### Written problem:
Output the material beneath exactly, leaving nothing out.

Dataset entries
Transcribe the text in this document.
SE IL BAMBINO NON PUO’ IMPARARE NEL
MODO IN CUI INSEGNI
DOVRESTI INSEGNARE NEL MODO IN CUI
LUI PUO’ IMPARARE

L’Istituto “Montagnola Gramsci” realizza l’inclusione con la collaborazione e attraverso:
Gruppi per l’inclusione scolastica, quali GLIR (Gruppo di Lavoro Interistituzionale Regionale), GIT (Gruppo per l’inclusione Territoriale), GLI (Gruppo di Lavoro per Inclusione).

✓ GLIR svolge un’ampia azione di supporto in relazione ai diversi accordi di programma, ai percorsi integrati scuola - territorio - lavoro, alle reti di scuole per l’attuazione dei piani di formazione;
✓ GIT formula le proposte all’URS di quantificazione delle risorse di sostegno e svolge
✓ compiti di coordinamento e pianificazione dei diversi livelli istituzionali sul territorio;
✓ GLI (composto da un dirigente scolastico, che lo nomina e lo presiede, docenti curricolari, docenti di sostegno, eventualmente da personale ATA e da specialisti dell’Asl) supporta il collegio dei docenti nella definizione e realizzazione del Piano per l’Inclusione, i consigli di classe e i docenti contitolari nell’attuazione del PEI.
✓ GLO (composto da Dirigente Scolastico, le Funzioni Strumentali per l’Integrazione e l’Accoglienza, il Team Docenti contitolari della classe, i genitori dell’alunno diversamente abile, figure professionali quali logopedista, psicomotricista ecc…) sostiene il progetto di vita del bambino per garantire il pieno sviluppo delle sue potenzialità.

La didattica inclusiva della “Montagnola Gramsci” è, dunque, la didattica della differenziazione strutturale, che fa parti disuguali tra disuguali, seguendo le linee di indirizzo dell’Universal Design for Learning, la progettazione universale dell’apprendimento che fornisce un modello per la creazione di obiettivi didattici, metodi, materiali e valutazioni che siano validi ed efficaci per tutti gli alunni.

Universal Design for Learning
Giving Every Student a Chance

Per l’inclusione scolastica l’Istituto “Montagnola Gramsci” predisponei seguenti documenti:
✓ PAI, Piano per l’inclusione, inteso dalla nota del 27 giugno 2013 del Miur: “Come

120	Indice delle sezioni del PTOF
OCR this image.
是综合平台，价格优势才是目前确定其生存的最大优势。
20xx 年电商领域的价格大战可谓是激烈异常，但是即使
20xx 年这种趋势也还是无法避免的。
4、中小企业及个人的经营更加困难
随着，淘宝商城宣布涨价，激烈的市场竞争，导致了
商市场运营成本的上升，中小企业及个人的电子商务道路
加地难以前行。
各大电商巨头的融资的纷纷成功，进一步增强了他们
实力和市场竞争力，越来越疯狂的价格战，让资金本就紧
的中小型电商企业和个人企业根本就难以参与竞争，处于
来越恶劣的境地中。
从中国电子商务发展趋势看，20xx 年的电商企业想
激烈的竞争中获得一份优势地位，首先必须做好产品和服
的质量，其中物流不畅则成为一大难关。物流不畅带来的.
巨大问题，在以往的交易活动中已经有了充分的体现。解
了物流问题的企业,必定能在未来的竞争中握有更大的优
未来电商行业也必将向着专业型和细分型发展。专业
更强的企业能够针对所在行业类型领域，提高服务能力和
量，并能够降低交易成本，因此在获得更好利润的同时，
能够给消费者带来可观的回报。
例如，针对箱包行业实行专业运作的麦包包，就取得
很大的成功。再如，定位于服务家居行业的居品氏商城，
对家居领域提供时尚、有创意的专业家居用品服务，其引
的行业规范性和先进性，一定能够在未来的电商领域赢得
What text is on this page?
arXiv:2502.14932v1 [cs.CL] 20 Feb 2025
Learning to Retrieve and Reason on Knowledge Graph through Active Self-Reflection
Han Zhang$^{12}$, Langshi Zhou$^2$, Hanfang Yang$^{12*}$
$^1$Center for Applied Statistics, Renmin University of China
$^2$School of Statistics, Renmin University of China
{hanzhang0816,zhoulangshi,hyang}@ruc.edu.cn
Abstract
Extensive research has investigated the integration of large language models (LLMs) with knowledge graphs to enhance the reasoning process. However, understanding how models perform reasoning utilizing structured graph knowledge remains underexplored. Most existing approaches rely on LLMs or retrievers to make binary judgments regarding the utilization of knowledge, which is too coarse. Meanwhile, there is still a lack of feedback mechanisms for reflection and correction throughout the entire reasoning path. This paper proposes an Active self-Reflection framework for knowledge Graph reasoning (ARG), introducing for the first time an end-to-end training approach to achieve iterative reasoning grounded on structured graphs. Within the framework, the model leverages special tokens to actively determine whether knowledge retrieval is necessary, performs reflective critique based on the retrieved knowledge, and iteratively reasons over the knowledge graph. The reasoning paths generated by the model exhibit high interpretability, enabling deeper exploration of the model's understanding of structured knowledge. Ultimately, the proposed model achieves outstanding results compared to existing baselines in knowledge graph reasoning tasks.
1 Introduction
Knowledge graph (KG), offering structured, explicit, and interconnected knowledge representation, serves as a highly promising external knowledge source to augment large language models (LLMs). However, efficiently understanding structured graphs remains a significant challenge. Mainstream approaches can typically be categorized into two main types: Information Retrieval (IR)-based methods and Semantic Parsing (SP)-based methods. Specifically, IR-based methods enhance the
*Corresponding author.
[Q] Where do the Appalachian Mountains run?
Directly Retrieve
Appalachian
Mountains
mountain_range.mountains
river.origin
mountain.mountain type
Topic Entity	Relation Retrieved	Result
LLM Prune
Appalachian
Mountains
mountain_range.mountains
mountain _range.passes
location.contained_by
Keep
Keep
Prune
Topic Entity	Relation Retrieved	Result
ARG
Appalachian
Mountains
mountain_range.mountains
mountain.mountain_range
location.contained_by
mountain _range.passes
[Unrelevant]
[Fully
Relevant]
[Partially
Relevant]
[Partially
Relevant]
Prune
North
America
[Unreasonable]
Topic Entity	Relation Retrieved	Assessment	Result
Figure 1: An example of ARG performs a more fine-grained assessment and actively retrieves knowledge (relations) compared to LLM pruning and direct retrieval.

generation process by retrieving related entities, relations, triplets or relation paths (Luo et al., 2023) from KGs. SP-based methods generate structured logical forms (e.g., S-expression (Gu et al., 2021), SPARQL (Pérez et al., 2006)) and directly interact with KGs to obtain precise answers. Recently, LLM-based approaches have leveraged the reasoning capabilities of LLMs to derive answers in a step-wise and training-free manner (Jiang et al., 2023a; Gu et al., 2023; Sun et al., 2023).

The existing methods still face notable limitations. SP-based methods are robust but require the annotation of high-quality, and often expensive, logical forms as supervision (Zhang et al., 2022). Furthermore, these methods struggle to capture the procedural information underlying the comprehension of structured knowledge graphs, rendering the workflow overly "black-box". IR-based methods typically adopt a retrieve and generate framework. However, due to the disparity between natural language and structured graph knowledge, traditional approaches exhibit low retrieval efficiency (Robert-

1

### Solution for this problem:
Transcribe the text in this document.
SE IL BAMBINO NON PUO’ IMPARARE NEL
MODO IN CUI INSEGNI
DOVRESTI INSEGNARE NEL MODO IN CUI
LUI PUO’ IMPARARE

L’Istituto “Montagnola Gramsci” realizza l’inclusione con la collaborazione e attraverso:
Gruppi per l’inclusione scolastica, quali GLIR (Gruppo di Lavoro Interistituzionale Regionale), GIT (Gruppo per l’inclusione Territoriale), GLI (Gruppo di Lavoro per Inclusione).

✓ GLIR svolge un’ampia azione di supporto in relazione ai diversi accordi di programma, ai percorsi integrati scuola - territorio - lavoro, alle reti di scuole per l’attuazione dei piani di formazione;
✓ GIT formula le proposte all’URS di quantificazione delle risorse di sostegno e svolge
✓ compiti di coordinamento e pianificazione dei diversi livelli istituzionali sul territorio;
✓ GLI (composto da un dirigente scolastico, che lo nomina e lo presiede, docenti curricolari, docenti di sostegno, eventualmente da personale ATA e da specialisti dell’Asl) supporta il collegio dei docenti nella definizione e realizzazione del Piano per l’Inclusione, i consigli di classe e i docenti contitolari nell’attuazione del PEI.
✓ GLO (composto da Dirigente Scolastico, le Funzioni Strumentali per l’Integrazione e l’Accoglienza, il Team Docenti contitolari della classe, i genitori dell’alunno diversamente abile, figure professionali quali logopedista, psicomotricista ecc…) sostiene il progetto di vita del bambino per garantire il pieno sviluppo delle sue potenzialità.

La didattica inclusiva della “Montagnola Gramsci” è, dunque, la didattica della differenziazione strutturale, che fa parti disuguali tra disuguali, seguendo le linee di indirizzo dell’Universal Design for Learning, la progettazione universale dell’apprendimento che fornisce un modello per la creazione di obiettivi didattici, metodi, materiali e valutazioni che siano validi ed efficaci per tutti gli alunni.

Universal Design for Learning
Giving Every Student a Chance

Per l’inclusione scolastica l’Istituto “Montagnola Gramsci” predisponei seguenti documenti:
✓ PAI, Piano per l’inclusione, inteso dalla nota del 27 giugno 2013 del Miur: “Come

120	Indice delle sezioni del PTOF
OCR this image.
是综合平台，价格优势才是目前确定其生存的最大优势。
20xx 年电商领域的价格大战可谓是激烈异常，但是即使
20xx 年这种趋势也还是无法避免的。
4、中小企业及个人的经营更加困难
随着，淘宝商城宣布涨价，激烈的市场竞争，导致了
商市场运营成本的上升，中小企业及个人的电子商务道路
加地难以前行。
各大电商巨头的融资的纷纷成功，进一步增强了他们
实力和市场竞争力，越来越疯狂的价格战，让资金本就紧
的中小型电商企业和个人企业根本就难以参与竞争，处于
来越恶劣的境地中。
从中国电子商务发展趋势看，20xx 年的电商企业想
激烈的竞争中获得一份优势地位，首先必须做好产品和服
的质量，其中物流不畅则成为一大难关。物流不畅带来的.
巨大问题，在以往的交易活动中已经有了充分的体现。解
了物流问题的企业,必定能在未来的竞争中握有更大的优
未来电商行业也必将向着专业型和细分型发展。专业
更强的企业能够针对所在行业类型领域，提高服务能力和
量，并能够降低交易成本，因此在获得更好利润的同时，
能够给消费者带来可观的回报。
例如，针对箱包行业实行专业运作的麦包包，就取得
很大的成功。再如，定位于服务家居行业的居品氏商城，
对家居领域提供时尚、有创意的专业家居用品服务，其引
的行业规范性和先进性，一定能够在未来的电商领域赢得
What text is on this page?
arXiv:2502.14932v1 [cs.CL] 20 Feb 2025
Learning to Retrieve and Reason on Knowledge Graph through Active Self-Reflection
Han Zhang$^{12}$, Langshi Zhou$^2$, Hanfang Yang$^{12*}$
$^1$Center for Applied Statistics, Renmin University of China
$^2$School of Statistics, Renmin University of China
{hanzhang0816,zhoulangshi,hyang}@ruc.edu.cn
Abstract
Extensive research has investigated the integration of large language models (LLMs) with knowledge graphs to enhance the reasoning process. However, understanding how models perform reasoning utilizing structured graph knowledge remains underexplored. Most existing approaches rely on LLMs or retrievers to make binary judgments regarding the utilization of knowledge, which is too coarse. Meanwhile, there is still a lack of feedback mechanisms for reflection and correction throughout the entire reasoning path. This paper proposes an Active self-Reflection framework for knowledge Graph reasoning (ARG), introducing for the first time an end-to-end training approach to achieve iterative reasoning grounded on structured graphs. Within the framework, the model leverages special tokens to actively determine whether knowledge retrieval is necessary, performs reflective critique based on the retrieved knowledge, and iteratively reasons over the knowledge graph. The reasoning paths generated by the model exhibit high interpretability, enabling deeper exploration of the model's understanding of structured knowledge. Ultimately, the proposed model achieves outstanding results compared to existing baselines in knowledge graph reasoning tasks.
1 Introduction
Knowledge graph (KG), offering structured, explicit, and interconnected knowledge representation, serves as a highly promising external knowledge source to augment large language models (LLMs). However, efficiently understanding structured graphs remains a significant challenge. Mainstream approaches can typically be categorized into two main types: Information Retrieval (IR)-based methods and Semantic Parsing (SP)-based methods. Specifically, IR-based methods enhance the
*Corresponding author.
[Q] Where do the Appalachian Mountains run?
Directly Retrieve
Appalachian
Mountains
mountain_range.mountains
river.origin
mountain.mountain type
Topic Entity	Relation Retrieved	Result
LLM Prune
Appalachian
Mountains
mountain_range.mountains
mountain _range.passes
location.contained_by
Keep
Keep
Prune
Topic Entity	Relation Retrieved	Result
ARG
Appalachian
Mountains
mountain_range.mountains
mountain.mountain_range
location.contained_by
mountain _range.passes
[Unrelevant]
[Fully
Relevant]
[Partially
Relevant]
[Partially
Relevant]
Prune
North
America
[Unreasonable]
Topic Entity	Relation Retrieved	Assessment	Result
Figure 1: An example of ARG performs a more fine-grained assessment and actively retrieves knowledge (relations) compared to LLM pruning and direct retrieval.

generation process by retrieving related entities, relations, triplets or relation paths (Luo et al., 2023) from KGs. SP-based methods generate structured logical forms (e.g., S-expression (Gu et al., 2021), SPARQL (Pérez et al., 2006)) and directly interact with KGs to obtain precise answers. Recently, LLM-based approaches have leveraged the reasoning capabilities of LLMs to derive answers in a step-wise and training-free manner (Jiang et al., 2023a; Gu et al., 2023; Sun et al., 2023).

The existing methods still face notable limitations. SP-based methods are robust but require the annotation of high-quality, and often expensive, logical forms as supervision (Zhang et al., 2022). Furthermore, these methods struggle to capture the procedural information underlying the comprehension of structured knowledge graphs, rendering the workflow overly "black-box". IR-based methods typically adopt a retrieve and generate framework. However, due to the disparity between natural language and structured graph knowledge, traditional approaches exhibit low retrieval efficiency (Robert-

1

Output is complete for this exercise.